→ Work to do: Count the lines below that include the word "Market" and write that number alone.
|---|
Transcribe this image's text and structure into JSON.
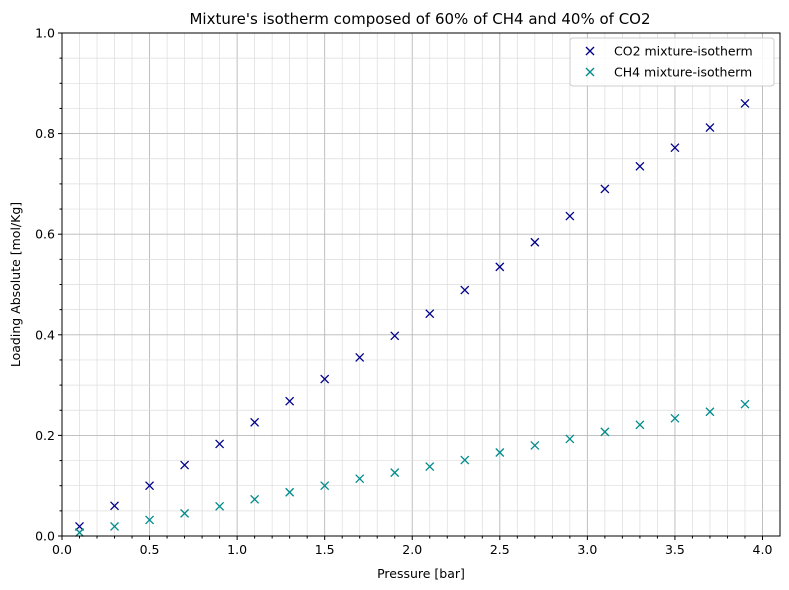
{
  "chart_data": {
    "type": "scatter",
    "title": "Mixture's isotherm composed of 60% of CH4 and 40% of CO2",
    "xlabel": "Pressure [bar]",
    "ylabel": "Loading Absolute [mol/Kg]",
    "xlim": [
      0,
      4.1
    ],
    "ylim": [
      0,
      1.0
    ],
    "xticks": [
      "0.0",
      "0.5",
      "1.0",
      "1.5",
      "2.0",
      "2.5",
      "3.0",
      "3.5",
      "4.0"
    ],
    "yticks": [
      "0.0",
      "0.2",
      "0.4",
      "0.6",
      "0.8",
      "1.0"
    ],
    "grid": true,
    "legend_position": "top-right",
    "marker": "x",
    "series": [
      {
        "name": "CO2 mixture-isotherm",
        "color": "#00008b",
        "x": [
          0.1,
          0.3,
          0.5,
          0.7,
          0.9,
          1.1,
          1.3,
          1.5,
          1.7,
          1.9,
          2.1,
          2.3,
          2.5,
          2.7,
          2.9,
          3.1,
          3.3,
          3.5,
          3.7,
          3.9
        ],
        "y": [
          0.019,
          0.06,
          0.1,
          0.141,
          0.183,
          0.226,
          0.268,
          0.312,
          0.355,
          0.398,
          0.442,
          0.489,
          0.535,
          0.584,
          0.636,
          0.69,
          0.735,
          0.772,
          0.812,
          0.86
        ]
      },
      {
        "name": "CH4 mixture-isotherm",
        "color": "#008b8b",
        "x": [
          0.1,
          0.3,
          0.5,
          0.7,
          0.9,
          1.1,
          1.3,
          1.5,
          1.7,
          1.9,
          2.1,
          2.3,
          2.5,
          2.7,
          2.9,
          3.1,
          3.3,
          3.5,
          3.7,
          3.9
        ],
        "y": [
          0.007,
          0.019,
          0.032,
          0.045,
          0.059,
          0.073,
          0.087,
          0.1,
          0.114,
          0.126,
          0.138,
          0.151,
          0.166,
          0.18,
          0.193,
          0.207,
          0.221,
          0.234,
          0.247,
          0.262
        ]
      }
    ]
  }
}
|---|
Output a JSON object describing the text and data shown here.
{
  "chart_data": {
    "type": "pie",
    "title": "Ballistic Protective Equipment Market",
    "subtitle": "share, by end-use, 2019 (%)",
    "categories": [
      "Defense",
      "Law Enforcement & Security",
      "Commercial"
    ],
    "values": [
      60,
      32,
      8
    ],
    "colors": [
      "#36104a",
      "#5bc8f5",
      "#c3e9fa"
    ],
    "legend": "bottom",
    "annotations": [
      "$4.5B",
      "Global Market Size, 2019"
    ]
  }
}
|---|
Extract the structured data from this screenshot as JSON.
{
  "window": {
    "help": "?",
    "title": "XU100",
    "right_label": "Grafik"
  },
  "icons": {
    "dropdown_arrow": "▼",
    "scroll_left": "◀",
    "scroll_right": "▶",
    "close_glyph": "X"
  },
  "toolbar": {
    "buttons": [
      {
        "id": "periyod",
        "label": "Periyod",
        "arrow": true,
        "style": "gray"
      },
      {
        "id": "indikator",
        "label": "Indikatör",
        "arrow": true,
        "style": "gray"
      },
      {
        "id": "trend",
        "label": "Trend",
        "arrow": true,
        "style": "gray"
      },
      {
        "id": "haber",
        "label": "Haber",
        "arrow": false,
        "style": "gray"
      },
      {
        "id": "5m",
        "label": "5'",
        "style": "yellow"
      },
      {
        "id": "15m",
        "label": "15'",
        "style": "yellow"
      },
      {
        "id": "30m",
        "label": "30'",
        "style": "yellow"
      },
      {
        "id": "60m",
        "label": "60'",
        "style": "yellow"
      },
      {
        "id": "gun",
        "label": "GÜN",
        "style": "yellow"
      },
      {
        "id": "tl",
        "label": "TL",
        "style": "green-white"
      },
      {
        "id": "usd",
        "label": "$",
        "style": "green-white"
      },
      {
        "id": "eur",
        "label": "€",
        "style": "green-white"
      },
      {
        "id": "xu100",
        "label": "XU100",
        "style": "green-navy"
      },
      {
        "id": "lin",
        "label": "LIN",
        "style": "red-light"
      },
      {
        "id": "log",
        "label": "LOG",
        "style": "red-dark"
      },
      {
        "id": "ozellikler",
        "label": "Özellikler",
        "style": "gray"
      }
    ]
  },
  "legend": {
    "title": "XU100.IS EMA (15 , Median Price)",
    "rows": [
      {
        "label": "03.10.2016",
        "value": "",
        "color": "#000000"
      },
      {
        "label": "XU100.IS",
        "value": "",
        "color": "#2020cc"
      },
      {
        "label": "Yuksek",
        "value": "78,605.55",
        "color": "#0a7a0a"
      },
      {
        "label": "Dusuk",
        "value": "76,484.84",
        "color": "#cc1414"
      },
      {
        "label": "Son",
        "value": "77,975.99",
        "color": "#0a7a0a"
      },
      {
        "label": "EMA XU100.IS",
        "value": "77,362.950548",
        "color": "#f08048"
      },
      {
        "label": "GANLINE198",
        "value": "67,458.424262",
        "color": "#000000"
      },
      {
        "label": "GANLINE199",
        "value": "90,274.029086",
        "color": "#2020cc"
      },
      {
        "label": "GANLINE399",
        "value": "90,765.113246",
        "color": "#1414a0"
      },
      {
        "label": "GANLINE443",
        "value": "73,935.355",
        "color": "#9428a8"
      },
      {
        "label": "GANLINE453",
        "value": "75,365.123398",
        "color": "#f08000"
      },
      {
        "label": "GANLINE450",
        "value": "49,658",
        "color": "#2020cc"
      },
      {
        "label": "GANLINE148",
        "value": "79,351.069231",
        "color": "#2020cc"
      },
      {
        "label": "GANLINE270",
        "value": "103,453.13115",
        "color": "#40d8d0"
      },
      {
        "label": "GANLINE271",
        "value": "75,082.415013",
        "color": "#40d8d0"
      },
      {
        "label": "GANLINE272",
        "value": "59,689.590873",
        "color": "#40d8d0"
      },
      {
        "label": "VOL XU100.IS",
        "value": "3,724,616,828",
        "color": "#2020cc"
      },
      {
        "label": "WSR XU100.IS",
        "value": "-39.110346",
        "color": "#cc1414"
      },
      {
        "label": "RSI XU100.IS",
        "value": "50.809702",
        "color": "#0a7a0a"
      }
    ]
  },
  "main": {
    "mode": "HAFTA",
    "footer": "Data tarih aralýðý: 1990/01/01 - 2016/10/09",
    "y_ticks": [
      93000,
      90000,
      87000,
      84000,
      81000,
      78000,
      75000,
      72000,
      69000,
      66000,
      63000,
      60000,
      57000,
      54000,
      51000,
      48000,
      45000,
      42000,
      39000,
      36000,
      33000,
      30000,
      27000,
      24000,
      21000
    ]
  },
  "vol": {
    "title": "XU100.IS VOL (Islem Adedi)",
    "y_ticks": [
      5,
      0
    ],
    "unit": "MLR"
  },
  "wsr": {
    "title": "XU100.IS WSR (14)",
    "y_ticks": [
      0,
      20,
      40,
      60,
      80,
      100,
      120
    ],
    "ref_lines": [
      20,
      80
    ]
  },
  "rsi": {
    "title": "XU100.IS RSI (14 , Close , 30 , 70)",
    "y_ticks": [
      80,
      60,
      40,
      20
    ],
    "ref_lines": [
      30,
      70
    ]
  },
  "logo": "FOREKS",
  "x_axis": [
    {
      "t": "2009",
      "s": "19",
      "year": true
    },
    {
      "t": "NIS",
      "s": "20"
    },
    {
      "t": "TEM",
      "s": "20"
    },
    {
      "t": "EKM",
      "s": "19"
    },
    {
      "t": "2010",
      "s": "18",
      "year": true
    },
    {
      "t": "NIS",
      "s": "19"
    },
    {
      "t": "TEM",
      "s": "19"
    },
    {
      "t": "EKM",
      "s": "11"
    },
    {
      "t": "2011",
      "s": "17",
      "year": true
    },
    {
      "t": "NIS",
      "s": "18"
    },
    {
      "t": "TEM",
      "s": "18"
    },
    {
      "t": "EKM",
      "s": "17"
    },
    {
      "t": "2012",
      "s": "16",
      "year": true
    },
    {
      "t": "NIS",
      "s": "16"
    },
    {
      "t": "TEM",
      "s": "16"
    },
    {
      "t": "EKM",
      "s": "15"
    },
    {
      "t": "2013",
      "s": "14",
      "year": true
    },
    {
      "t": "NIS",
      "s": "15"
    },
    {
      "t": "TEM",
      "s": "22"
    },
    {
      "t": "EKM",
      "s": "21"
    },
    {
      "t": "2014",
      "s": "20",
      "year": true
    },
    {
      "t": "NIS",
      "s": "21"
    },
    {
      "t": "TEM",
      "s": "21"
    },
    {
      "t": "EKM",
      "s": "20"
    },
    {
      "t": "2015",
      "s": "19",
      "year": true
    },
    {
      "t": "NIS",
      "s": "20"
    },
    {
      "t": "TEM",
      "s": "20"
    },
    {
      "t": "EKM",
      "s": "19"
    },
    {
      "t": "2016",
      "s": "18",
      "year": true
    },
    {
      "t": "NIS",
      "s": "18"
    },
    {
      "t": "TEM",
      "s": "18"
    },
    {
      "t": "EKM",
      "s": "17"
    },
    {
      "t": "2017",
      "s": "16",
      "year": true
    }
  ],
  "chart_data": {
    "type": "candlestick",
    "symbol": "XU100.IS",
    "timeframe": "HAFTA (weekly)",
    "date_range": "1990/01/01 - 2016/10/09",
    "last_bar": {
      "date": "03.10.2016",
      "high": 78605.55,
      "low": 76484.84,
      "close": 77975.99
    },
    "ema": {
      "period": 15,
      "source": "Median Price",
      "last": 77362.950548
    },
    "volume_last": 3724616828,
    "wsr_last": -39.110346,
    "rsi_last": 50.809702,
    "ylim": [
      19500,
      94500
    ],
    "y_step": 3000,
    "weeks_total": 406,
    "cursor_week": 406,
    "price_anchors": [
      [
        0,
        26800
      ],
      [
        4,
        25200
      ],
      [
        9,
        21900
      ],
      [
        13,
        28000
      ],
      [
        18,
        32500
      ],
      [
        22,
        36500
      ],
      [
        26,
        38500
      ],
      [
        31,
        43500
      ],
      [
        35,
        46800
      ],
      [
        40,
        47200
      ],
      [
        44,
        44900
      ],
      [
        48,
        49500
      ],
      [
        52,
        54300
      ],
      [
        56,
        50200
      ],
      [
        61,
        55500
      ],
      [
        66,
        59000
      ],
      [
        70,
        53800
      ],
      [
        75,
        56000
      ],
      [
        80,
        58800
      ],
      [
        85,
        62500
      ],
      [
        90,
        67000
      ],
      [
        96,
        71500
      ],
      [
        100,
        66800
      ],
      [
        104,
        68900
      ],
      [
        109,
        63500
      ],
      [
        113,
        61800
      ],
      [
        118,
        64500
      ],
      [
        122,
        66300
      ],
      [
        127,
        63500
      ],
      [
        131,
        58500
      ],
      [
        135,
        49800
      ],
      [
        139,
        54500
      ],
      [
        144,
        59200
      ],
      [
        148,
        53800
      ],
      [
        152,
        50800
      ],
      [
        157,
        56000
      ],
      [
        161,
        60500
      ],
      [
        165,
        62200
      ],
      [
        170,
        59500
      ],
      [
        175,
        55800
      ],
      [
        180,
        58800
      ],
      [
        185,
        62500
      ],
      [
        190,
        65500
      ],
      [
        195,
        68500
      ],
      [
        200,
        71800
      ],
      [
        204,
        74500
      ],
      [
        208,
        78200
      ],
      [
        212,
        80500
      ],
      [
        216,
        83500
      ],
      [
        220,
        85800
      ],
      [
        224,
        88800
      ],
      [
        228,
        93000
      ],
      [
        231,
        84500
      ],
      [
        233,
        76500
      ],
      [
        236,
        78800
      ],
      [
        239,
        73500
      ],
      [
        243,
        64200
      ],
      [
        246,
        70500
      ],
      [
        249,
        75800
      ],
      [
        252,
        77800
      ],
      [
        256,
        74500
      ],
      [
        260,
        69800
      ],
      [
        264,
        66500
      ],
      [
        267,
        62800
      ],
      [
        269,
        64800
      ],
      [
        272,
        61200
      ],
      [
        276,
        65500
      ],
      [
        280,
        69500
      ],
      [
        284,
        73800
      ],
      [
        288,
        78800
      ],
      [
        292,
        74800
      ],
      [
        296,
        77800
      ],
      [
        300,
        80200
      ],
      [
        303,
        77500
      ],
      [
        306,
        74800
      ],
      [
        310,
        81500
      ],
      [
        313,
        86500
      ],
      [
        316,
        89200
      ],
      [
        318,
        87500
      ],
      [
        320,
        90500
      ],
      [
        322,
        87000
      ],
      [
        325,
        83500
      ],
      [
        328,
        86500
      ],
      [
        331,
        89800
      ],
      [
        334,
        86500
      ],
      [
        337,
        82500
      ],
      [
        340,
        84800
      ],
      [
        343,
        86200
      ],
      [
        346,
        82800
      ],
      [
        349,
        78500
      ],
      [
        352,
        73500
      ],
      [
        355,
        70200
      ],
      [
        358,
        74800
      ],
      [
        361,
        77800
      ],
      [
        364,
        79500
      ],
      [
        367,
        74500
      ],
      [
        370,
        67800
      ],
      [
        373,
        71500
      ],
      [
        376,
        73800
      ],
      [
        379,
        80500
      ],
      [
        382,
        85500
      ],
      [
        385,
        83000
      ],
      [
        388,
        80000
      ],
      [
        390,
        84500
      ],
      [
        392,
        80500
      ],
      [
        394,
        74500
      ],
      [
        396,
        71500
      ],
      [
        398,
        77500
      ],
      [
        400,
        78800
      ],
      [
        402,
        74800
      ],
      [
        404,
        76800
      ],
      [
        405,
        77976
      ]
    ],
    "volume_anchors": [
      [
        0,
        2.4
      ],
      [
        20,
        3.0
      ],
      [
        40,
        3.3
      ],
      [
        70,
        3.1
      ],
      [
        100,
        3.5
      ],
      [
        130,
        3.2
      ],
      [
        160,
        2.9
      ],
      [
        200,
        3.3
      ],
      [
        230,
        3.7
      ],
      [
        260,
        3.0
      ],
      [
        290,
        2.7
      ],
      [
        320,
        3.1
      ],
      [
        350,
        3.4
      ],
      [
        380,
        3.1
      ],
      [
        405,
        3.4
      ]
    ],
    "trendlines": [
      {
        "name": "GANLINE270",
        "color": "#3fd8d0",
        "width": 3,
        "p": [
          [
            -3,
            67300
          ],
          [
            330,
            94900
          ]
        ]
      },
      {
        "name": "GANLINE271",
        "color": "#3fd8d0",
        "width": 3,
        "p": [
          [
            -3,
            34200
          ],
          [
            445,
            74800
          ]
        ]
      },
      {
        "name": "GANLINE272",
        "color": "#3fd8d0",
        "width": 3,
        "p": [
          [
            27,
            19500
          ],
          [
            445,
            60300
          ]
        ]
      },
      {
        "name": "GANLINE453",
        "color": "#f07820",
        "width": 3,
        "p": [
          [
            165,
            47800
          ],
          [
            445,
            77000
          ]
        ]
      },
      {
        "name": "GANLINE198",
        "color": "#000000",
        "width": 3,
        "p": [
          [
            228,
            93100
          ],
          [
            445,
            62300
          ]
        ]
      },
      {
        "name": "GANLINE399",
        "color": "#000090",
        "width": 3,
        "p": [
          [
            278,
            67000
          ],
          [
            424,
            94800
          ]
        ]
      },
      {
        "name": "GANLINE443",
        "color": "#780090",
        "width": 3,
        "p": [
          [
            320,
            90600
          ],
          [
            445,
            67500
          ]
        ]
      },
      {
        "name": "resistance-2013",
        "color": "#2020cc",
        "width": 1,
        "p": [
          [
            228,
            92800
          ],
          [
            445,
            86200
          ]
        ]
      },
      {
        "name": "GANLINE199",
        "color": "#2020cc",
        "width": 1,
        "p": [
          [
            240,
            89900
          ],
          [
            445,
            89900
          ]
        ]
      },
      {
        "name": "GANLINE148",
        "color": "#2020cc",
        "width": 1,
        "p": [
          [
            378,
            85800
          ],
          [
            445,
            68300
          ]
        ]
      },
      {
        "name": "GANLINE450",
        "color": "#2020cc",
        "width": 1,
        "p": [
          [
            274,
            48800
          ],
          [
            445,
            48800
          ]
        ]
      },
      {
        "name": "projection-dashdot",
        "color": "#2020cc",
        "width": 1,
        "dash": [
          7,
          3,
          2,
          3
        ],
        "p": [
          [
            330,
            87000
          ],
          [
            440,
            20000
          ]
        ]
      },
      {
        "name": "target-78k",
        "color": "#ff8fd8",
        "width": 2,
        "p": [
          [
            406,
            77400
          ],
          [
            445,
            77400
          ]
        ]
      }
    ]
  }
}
|---|
→ Exercise solution: 2